TO DO: Where the word "name" occurs in a line, return that line.

══════════

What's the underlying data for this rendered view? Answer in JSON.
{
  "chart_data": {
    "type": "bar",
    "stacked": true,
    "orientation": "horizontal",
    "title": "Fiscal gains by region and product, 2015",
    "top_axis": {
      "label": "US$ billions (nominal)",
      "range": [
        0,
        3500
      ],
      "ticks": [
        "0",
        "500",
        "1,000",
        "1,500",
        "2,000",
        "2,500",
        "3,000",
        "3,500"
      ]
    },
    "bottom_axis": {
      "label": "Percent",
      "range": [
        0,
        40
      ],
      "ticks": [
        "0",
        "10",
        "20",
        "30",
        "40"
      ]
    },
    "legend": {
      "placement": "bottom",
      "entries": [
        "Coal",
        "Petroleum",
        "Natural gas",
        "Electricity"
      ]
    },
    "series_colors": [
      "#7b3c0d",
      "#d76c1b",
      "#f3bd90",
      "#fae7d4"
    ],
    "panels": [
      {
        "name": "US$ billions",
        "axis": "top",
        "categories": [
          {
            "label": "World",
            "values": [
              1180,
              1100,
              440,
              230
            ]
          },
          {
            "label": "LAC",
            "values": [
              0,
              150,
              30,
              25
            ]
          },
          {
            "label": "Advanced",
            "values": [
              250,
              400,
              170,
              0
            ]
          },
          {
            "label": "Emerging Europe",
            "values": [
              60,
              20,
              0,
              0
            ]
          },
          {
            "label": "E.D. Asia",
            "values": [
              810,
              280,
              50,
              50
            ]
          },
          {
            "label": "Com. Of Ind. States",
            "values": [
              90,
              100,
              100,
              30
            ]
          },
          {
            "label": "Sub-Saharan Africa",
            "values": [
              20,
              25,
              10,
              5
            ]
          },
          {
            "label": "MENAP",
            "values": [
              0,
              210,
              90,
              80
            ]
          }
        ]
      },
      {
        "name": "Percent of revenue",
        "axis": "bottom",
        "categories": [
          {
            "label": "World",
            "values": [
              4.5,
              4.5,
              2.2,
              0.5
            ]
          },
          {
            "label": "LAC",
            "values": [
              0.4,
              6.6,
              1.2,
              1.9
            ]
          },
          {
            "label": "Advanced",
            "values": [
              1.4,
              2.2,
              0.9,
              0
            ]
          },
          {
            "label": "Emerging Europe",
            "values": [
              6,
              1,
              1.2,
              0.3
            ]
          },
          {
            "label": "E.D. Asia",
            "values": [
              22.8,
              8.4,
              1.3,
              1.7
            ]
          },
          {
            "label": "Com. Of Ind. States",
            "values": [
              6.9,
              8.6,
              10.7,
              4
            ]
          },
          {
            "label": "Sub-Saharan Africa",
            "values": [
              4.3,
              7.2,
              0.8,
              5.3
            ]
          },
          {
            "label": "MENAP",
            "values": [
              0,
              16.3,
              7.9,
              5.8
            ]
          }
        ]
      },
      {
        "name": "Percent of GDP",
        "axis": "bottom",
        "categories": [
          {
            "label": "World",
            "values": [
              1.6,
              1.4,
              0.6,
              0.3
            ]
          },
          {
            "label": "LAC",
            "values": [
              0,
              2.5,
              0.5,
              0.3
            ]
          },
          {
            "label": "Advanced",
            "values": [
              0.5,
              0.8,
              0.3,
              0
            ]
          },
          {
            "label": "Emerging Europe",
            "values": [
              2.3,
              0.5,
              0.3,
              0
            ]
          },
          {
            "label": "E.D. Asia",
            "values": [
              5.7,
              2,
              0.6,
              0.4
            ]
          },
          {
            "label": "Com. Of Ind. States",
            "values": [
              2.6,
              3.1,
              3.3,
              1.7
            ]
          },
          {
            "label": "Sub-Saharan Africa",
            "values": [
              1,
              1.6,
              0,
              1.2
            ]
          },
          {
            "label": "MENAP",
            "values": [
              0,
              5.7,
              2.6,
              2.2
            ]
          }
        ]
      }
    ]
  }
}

══════════

WORKED ANSWER:
        "name": "US$ billions",
        "name": "Percent of revenue",
        "name": "Percent of GDP",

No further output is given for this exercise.